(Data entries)
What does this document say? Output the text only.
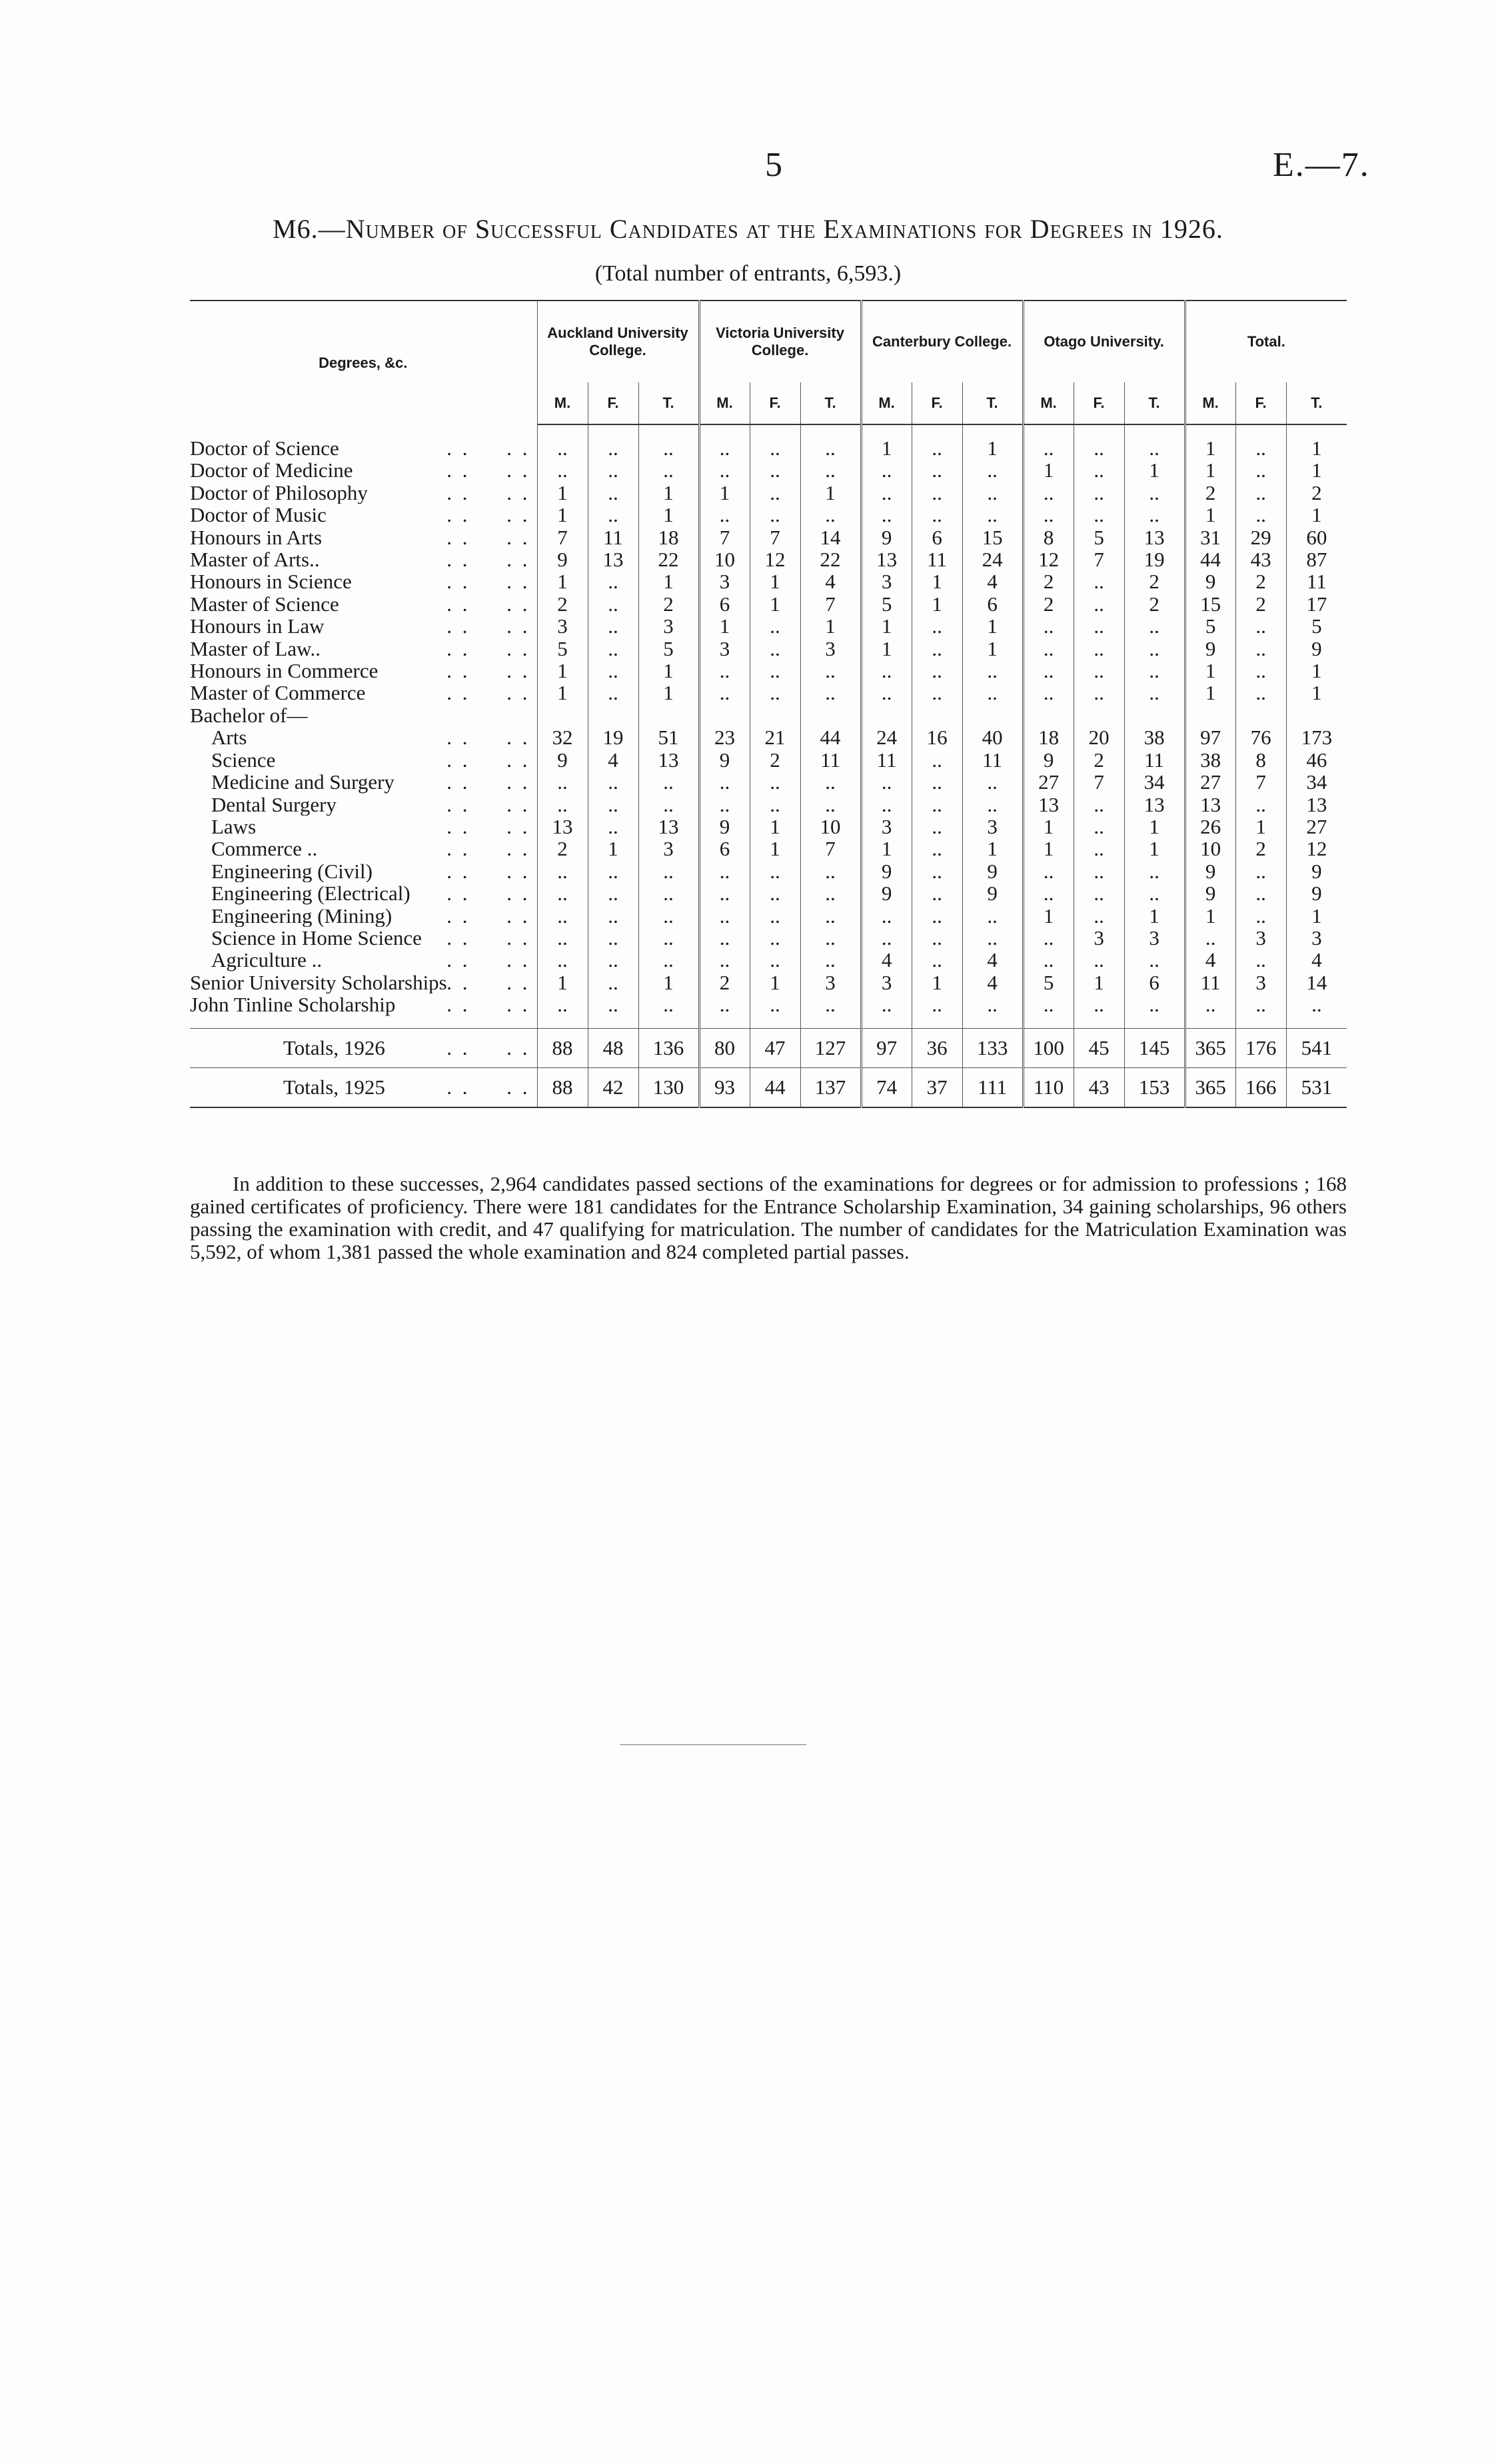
5	E.—7.
M6.—Number of Successful Candidates at the Examinations for Degrees in 1926.
(Total number of entrants, 6,593.)
Degrees, &c.	Auckland University College.			Victoria University College.			Canterbury College.			Otago University.			Total.		
	M.	F.	T.	M.	F.	T.	M.	F.	T.	M.	F.	T.	M.	F.	T.

Doctor of Science . . . .	..	..	..	..	..	..	1	..	1	..	..	..	1	..	1
Doctor of Medicine . . . .	..	..	..	..	..	..	..	..	..	1	..	1	1	..	1
Doctor of Philosophy . . . .	1	..	1	1	..	1	..	..	..	..	..	..	2	..	2
Doctor of Music . . . .	1	..	1	..	..	..	..	..	..	..	..	..	1	..	1
Honours in Arts . . . .	7	11	18	7	7	14	9	6	15	8	5	13	31	29	60
Master of Arts.. . . . .	9	13	22	10	12	22	13	11	24	12	7	19	44	43	87
Honours in Science . . . .	1	..	1	3	1	4	3	1	4	2	..	2	9	2	11
Master of Science . . . .	2	..	2	6	1	7	5	1	6	2	..	2	15	2	17
Honours in Law . . . .	3	..	3	1	..	1	1	..	1	..	..	..	5	..	5
Master of Law.. . . . .	5	..	5	3	..	3	1	..	1	..	..	..	9	..	9
Honours in Commerce . . . .	1	..	1	..	..	..	..	..	..	..	..	..	1	..	1
Master of Commerce . . . .	1	..	1	..	..	..	..	..	..	..	..	..	1	..	1
Bachelor of—															
Arts . . . .	32	19	51	23	21	44	24	16	40	18	20	38	97	76	173
Science . . . .	9	4	13	9	2	11	11	..	11	9	2	11	38	8	46
Medicine and Surgery . . . .	..	..	..	..	..	..	..	..	..	27	7	34	27	7	34
Dental Surgery . . . .	..	..	..	..	..	..	..	..	..	13	..	13	13	..	13
Laws . . . .	13	..	13	9	1	10	3	..	3	1	..	1	26	1	27
Commerce .. . . . .	2	1	3	6	1	7	1	..	1	1	..	1	10	2	12
Engineering (Civil) . . . .	..	..	..	..	..	..	9	..	9	..	..	..	9	..	9
Engineering (Electrical) . . . .	..	..	..	..	..	..	9	..	9	..	..	..	9	..	9
Engineering (Mining) . . . .	..	..	..	..	..	..	..	..	..	1	..	1	1	..	1
Science in Home Science . . . .	..	..	..	..	..	..	..	..	..	..	3	3	..	3	3
Agriculture .. . . . .	..	..	..	..	..	..	4	..	4	..	..	..	4	..	4
Senior University Scholarships . . . .	1	..	1	2	1	3	3	1	4	5	1	6	11	3	14
John Tinline Scholarship . . . .	..	..	..	..	..	..	..	..	..	..	..	..	..	..	..

Totals, 1926 . . . .	88	48	136	80	47	127	97	36	133	100	45	145	365	176	541
Totals, 1925 . . . .	88	42	130	93	44	137	74	37	111	110	43	153	365	166	531

In addition to these successes, 2,964 candidates passed sections of the examinations for degrees or for admission to professions ; 168 gained certificates of proficiency. There were 181 candidates for the Entrance Scholarship Examination, 34 gaining scholarships, 96 others passing the examination with credit, and 47 qualifying for matriculation. The number of candidates for the Matriculation Examination was 5,592, of whom 1,381 passed the whole examination and 824 completed partial passes.
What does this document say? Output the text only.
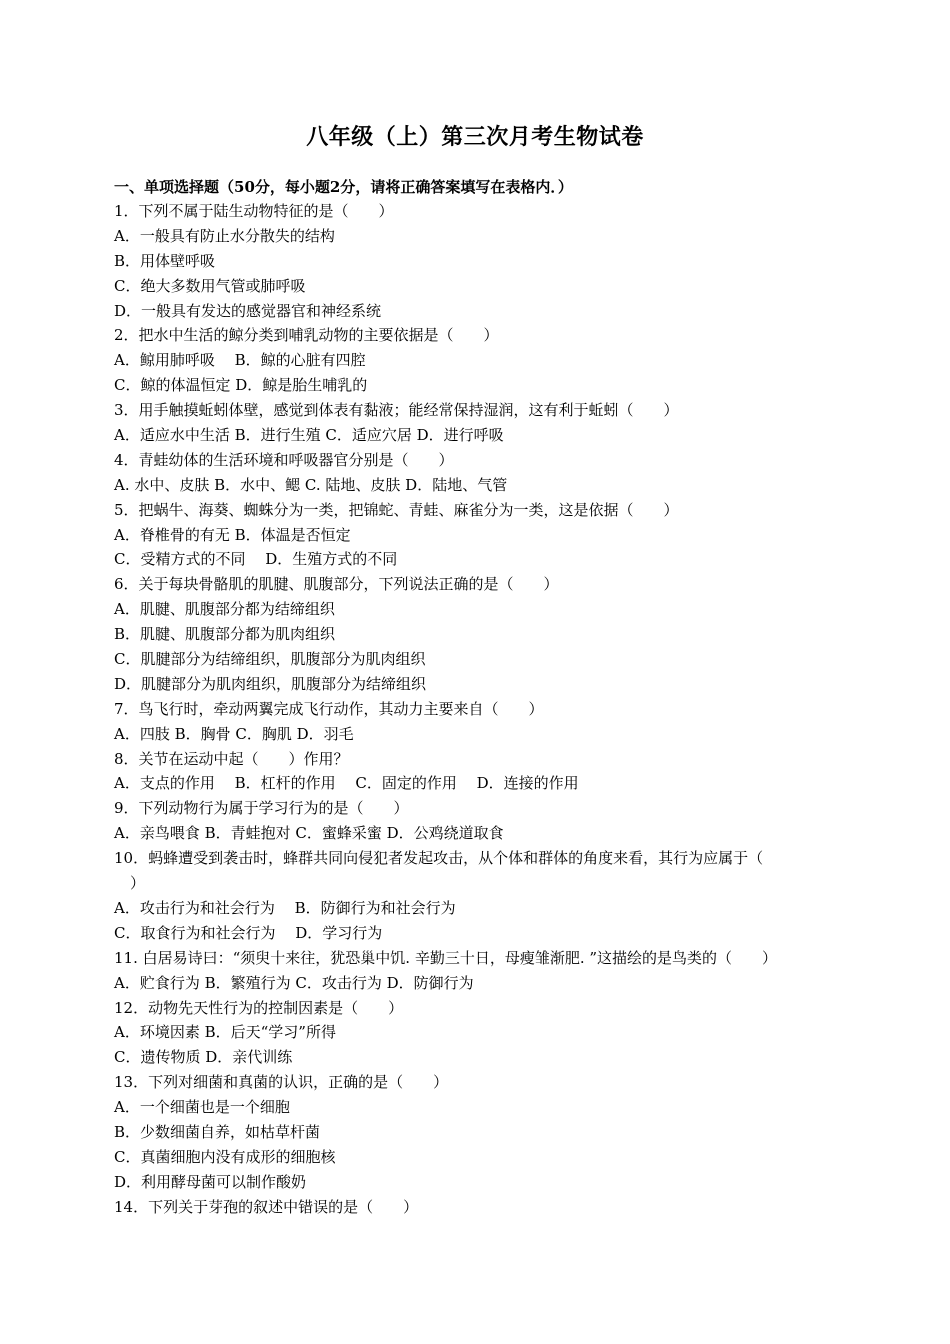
八年级（上）第三次月考生物试卷
一、单项选择题（50分，每小题2分，请将正确答案填写在表格内．）
1．下列不属于陆生动物特征的是（　　）
A．一般具有防止水分散失的结构
B．用体壁呼吸
C．绝大多数用气管或肺呼吸
D．一般具有发达的感觉器官和神经系统
2．把水中生活的鲸分类到哺乳动物的主要依据是（　　）
A．鲸用肺呼吸　 B．鲸的心脏有四腔
C．鲸的体温恒定 D．鲸是胎生哺乳的
3．用手触摸蚯蚓体壁，感觉到体表有黏液；能经常保持湿润，这有利于蚯蚓（　　）
A．适应水中生活 B．进行生殖 C．适应穴居 D．进行呼吸
4．青蛙幼体的生活环境和呼吸器官分别是（　　）
A. 水中、皮肤 B．水中、鳃 C. 陆地、皮肤 D．陆地、气管
5．把蜗牛、海葵、蜘蛛分为一类，把锦蛇、青蛙、麻雀分为一类，这是依据（　　）
A．脊椎骨的有无 B．体温是否恒定
C．受精方式的不同　 D．生殖方式的不同
6．关于每块骨骼肌的肌腱、肌腹部分，下列说法正确的是（　　）
A．肌腱、肌腹部分都为结缔组织
B．肌腱、肌腹部分都为肌肉组织
C．肌腱部分为结缔组织，肌腹部分为肌肉组织
D．肌腱部分为肌肉组织，肌腹部分为结缔组织
7．鸟飞行时，牵动两翼完成飞行动作，其动力主要来自（　　）
A．四肢 B．胸骨 C．胸肌 D．羽毛
8．关节在运动中起（　　）作用？
A．支点的作用　 B．杠杆的作用　 C．固定的作用　 D．连接的作用
9．下列动物行为属于学习行为的是（　　）
A．亲鸟喂食 B．青蛙抱对 C．蜜蜂采蜜 D．公鸡绕道取食
10．蚂蜂遭受到袭击时，蜂群共同向侵犯者发起攻击，从个体和群体的角度来看，其行为应属于（
）
A．攻击行为和社会行为　 B．防御行为和社会行为
C．取食行为和社会行为　 D．学习行为
11. 白居易诗曰：“须臾十来往，犹恐巢中饥. 辛勤三十日，母瘦雏渐肥. ”这描绘的是鸟类的（　　）
A．贮食行为 B．繁殖行为 C．攻击行为 D．防御行为
12．动物先天性行为的控制因素是（　　）
A．环境因素 B．后天“学习”所得
C．遗传物质 D．亲代训练
13．下列对细菌和真菌的认识，正确的是（　　）
A．一个细菌也是一个细胞
B．少数细菌自养，如枯草杆菌
C．真菌细胞内没有成形的细胞核
D．利用酵母菌可以制作酸奶
14．下列关于芽孢的叙述中错误的是（　　）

* [What to produce]:
Go through the listing above and locate each line that holds the word "Master". Copy those lines.

* [Solution]:
Master of Arts.. . . . .	9	13	22	10	12	22	13	11	24	12	7	19	44	43	87
Master of Science . . . .	2	..	2	6	1	7	5	1	6	2	..	2	15	2	17
Master of Law.. . . . .	5	..	5	3	..	3	1	..	1	..	..	..	9	..	9
Master of Commerce . . . .	1	..	1	..	..	..	..	..	..	..	..	..	1	..	1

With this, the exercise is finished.